## Exercise details
Every entry here needs to be repeated exactly.

## Material supplied
= = = = = = =

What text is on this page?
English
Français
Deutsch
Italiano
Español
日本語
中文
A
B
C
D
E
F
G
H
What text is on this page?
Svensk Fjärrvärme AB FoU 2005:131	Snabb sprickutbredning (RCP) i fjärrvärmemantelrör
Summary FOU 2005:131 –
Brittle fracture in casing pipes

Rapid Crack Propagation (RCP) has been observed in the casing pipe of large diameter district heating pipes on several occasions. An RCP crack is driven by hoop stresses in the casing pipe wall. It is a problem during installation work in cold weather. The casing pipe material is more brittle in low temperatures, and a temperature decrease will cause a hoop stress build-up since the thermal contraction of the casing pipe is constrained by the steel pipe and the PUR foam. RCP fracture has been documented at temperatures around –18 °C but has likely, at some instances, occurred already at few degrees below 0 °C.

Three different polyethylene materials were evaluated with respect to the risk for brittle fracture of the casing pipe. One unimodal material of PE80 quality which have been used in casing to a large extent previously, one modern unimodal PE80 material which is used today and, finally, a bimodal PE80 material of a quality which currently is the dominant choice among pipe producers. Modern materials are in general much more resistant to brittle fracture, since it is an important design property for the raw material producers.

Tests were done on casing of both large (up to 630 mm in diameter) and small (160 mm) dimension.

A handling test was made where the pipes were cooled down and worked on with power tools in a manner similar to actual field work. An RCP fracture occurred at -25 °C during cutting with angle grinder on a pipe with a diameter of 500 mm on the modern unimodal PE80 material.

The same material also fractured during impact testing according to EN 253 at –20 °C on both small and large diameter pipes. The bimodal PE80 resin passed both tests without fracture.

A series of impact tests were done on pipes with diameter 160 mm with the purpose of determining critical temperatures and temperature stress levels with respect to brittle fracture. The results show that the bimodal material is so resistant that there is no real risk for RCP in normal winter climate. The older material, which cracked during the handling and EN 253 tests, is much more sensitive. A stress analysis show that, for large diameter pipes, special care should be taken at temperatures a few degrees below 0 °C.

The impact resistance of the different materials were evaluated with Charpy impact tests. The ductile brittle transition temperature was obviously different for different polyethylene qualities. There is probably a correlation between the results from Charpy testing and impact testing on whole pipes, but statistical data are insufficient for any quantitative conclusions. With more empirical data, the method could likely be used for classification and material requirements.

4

= = = = = = =

## Solved problem
What text is on this page?
English
Français
Deutsch
Italiano
Español
日本語
中文
A
B
C
D
E
F
G
H
What text is on this page?
Svensk Fjärrvärme AB FoU 2005:131	Snabb sprickutbredning (RCP) i fjärrvärmemantelrör
Summary FOU 2005:131 –
Brittle fracture in casing pipes

Rapid Crack Propagation (RCP) has been observed in the casing pipe of large diameter district heating pipes on several occasions. An RCP crack is driven by hoop stresses in the casing pipe wall. It is a problem during installation work in cold weather. The casing pipe material is more brittle in low temperatures, and a temperature decrease will cause a hoop stress build-up since the thermal contraction of the casing pipe is constrained by the steel pipe and the PUR foam. RCP fracture has been documented at temperatures around –18 °C but has likely, at some instances, occurred already at few degrees below 0 °C.

Three different polyethylene materials were evaluated with respect to the risk for brittle fracture of the casing pipe. One unimodal material of PE80 quality which have been used in casing to a large extent previously, one modern unimodal PE80 material which is used today and, finally, a bimodal PE80 material of a quality which currently is the dominant choice among pipe producers. Modern materials are in general much more resistant to brittle fracture, since it is an important design property for the raw material producers.

Tests were done on casing of both large (up to 630 mm in diameter) and small (160 mm) dimension.

A handling test was made where the pipes were cooled down and worked on with power tools in a manner similar to actual field work. An RCP fracture occurred at -25 °C during cutting with angle grinder on a pipe with a diameter of 500 mm on the modern unimodal PE80 material.

The same material also fractured during impact testing according to EN 253 at –20 °C on both small and large diameter pipes. The bimodal PE80 resin passed both tests without fracture.

A series of impact tests were done on pipes with diameter 160 mm with the purpose of determining critical temperatures and temperature stress levels with respect to brittle fracture. The results show that the bimodal material is so resistant that there is no real risk for RCP in normal winter climate. The older material, which cracked during the handling and EN 253 tests, is much more sensitive. A stress analysis show that, for large diameter pipes, special care should be taken at temperatures a few degrees below 0 °C.

The impact resistance of the different materials were evaluated with Charpy impact tests. The ductile brittle transition temperature was obviously different for different polyethylene qualities. There is probably a correlation between the results from Charpy testing and impact testing on whole pipes, but statistical data are insufficient for any quantitative conclusions. With more empirical data, the method could likely be used for classification and material requirements.

4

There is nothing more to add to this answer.